[Start INPUT DATA]
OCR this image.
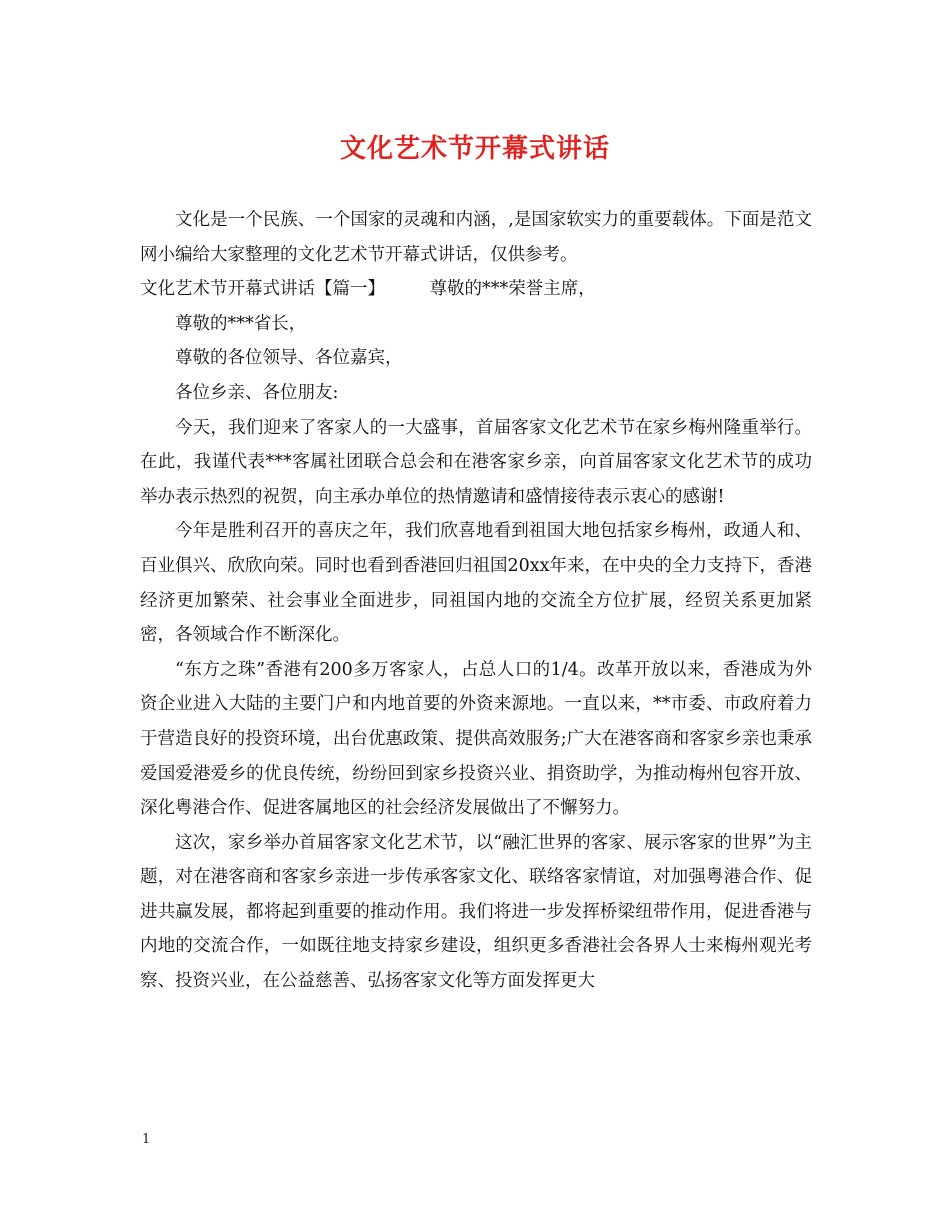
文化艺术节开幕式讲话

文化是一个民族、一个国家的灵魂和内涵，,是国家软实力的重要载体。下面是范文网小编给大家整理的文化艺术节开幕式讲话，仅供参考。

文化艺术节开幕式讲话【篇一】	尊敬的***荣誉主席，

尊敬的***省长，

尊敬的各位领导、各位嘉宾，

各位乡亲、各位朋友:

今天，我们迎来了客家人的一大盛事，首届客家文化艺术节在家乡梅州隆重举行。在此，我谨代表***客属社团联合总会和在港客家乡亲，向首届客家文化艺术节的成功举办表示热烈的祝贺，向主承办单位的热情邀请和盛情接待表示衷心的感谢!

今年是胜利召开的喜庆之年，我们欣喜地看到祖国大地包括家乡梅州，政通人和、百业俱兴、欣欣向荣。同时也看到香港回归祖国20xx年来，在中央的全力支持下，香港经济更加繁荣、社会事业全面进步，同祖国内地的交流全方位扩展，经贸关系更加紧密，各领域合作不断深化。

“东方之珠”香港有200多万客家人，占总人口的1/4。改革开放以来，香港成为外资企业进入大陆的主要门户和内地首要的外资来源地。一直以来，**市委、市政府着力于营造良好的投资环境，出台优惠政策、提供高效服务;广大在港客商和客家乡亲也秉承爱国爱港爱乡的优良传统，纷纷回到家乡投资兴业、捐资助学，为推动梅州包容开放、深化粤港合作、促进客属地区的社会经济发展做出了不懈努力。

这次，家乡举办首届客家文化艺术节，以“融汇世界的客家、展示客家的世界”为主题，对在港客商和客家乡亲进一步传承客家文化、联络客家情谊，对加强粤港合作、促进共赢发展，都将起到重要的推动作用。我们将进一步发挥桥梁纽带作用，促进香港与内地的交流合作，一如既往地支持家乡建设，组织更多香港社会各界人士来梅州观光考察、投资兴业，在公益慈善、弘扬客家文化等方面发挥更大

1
[End INPUT DATA]
[Start INPUT DATA]
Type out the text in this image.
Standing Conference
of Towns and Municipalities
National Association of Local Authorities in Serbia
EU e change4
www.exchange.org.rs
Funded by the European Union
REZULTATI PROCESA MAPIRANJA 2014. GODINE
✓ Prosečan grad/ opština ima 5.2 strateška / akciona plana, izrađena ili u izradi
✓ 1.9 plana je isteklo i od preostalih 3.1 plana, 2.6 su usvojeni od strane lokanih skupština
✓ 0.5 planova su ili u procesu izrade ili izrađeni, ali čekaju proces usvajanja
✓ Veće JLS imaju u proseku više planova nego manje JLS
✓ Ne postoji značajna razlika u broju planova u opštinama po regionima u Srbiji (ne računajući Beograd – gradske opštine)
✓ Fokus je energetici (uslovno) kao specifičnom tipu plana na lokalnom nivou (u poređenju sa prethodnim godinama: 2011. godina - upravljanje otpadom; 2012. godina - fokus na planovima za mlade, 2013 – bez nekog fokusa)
[End INPUT DATA]
(INSTRUCTIONS TO FOLLOW) In the lines above, find each one with "image" and list it.

(REPLY)
OCR this image.
Type out the text in this image.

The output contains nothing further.